=== Required work ===
Find the number of lines in these records where the word "this" appears. Reply with that number and nothing more.

=== Data rows ===

+===+

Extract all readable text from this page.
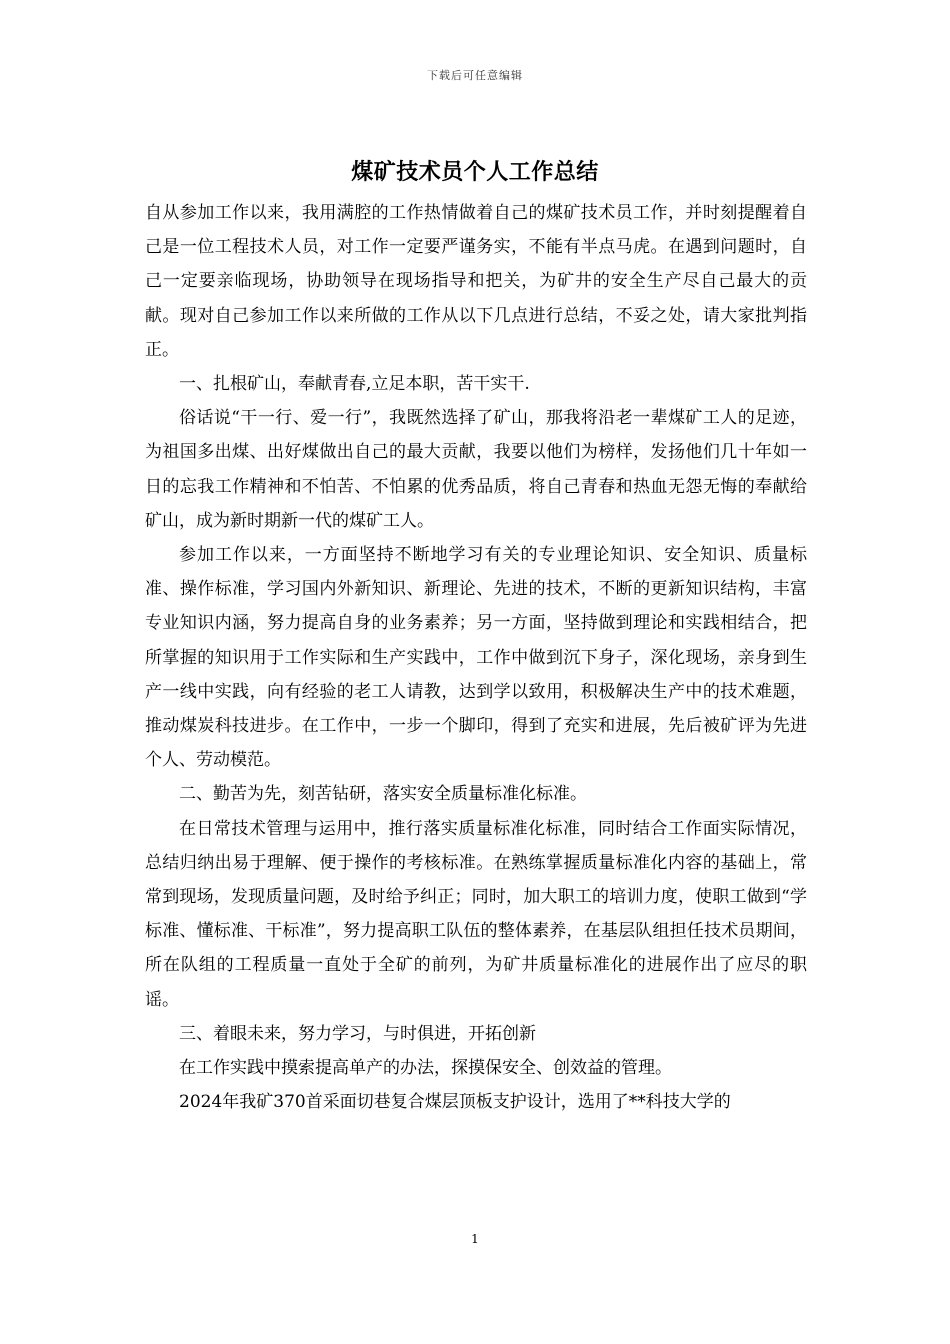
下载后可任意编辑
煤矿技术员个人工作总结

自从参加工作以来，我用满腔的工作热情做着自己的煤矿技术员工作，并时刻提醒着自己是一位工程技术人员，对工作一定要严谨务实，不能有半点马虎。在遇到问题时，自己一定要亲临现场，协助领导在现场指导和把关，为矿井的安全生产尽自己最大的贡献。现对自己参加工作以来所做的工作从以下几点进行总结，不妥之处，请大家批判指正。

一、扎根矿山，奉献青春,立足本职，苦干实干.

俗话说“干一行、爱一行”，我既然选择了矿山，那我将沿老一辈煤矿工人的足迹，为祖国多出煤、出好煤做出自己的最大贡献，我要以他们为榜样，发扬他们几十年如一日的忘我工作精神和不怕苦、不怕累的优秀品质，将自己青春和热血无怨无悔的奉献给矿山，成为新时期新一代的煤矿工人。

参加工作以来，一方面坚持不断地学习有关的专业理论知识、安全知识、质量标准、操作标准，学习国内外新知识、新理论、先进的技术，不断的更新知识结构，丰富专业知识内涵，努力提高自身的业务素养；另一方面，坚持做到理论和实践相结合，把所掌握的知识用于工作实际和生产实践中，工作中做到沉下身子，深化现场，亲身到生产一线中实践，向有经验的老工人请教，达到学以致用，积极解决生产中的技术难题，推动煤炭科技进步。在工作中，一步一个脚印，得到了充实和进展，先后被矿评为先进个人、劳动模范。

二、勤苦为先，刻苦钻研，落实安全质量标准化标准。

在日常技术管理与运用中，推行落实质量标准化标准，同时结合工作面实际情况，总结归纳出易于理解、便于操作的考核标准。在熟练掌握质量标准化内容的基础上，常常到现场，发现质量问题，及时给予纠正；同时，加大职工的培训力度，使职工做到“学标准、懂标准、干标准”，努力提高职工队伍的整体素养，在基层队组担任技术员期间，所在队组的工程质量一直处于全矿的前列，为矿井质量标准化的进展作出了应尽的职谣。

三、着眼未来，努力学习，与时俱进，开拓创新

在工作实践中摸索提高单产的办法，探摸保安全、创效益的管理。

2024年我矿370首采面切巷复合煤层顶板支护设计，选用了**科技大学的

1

+===+

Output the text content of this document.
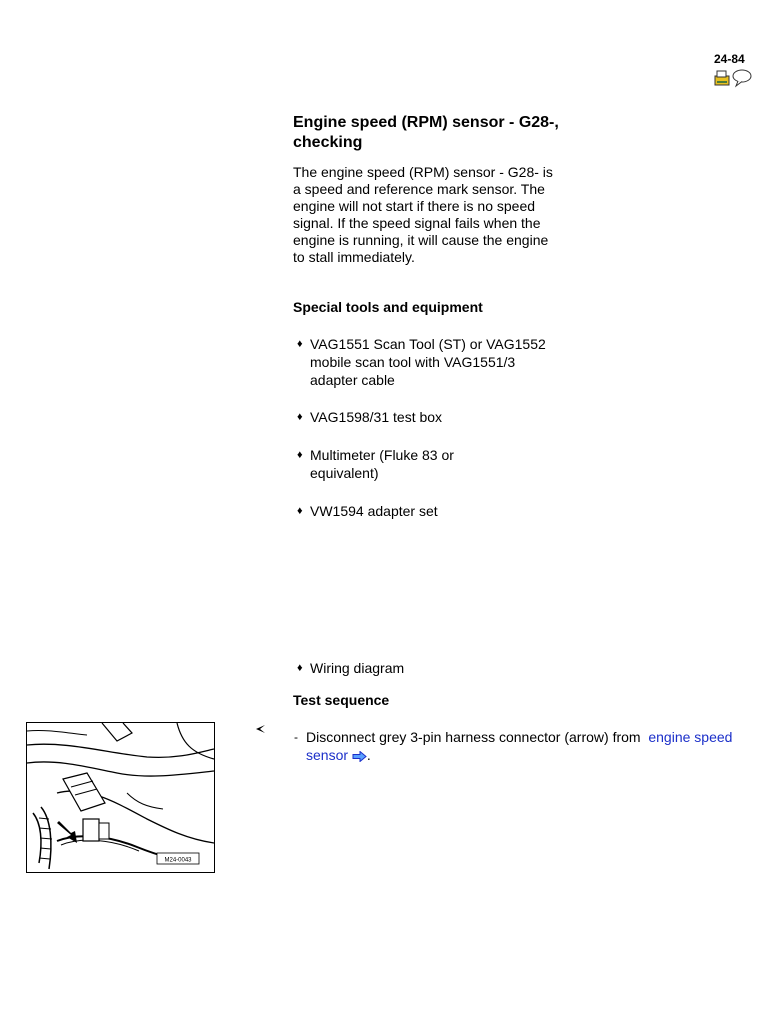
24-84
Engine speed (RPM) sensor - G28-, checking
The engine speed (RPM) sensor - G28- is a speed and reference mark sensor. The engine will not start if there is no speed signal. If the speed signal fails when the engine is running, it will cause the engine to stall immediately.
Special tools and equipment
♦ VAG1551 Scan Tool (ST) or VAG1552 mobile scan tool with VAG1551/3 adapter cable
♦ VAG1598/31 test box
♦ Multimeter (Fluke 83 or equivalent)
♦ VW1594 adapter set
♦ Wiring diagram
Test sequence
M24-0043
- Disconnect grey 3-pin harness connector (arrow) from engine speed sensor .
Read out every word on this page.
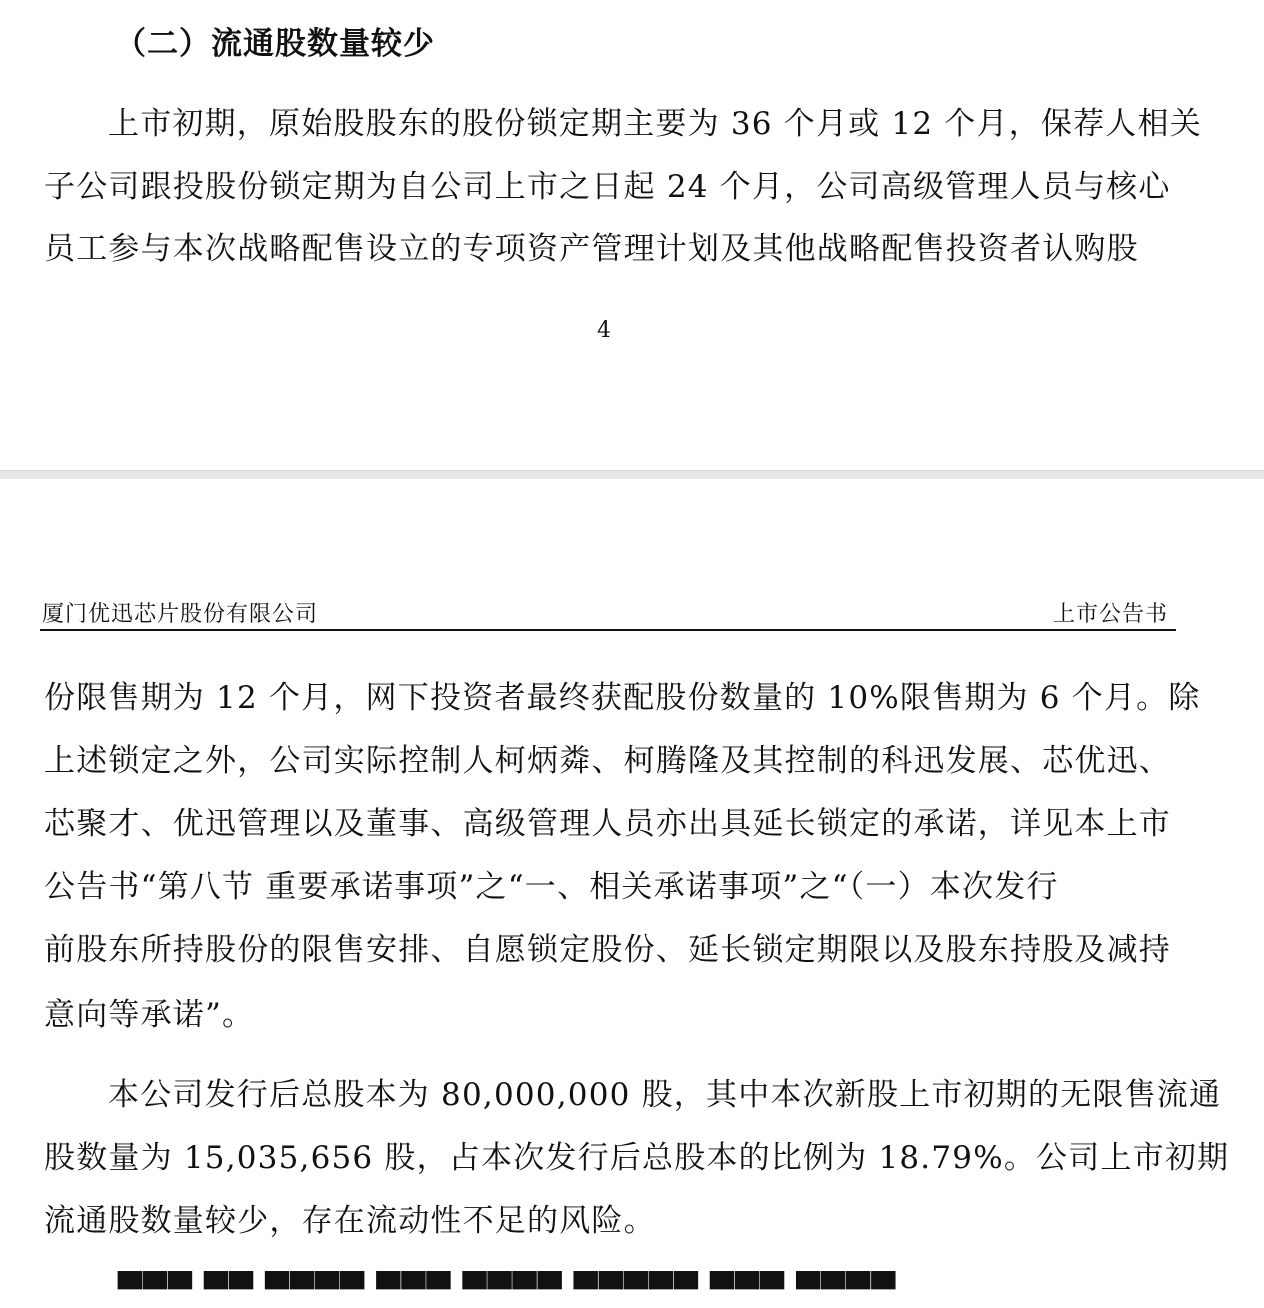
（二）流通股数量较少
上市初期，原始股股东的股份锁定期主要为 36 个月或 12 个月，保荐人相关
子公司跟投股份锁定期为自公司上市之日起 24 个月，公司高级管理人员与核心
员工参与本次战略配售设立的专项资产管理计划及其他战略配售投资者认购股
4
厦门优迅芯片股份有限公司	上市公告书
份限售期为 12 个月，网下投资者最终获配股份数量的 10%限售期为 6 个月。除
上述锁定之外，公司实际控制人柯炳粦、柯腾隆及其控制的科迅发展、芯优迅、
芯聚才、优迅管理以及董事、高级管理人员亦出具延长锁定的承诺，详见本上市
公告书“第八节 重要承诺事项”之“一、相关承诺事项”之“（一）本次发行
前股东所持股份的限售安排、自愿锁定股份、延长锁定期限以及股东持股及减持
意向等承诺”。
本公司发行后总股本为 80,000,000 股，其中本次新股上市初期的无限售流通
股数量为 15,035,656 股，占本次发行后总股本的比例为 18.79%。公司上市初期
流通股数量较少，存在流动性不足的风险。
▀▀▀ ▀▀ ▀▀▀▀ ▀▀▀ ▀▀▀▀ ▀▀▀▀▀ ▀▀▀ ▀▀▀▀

+===+

=== Output ===
3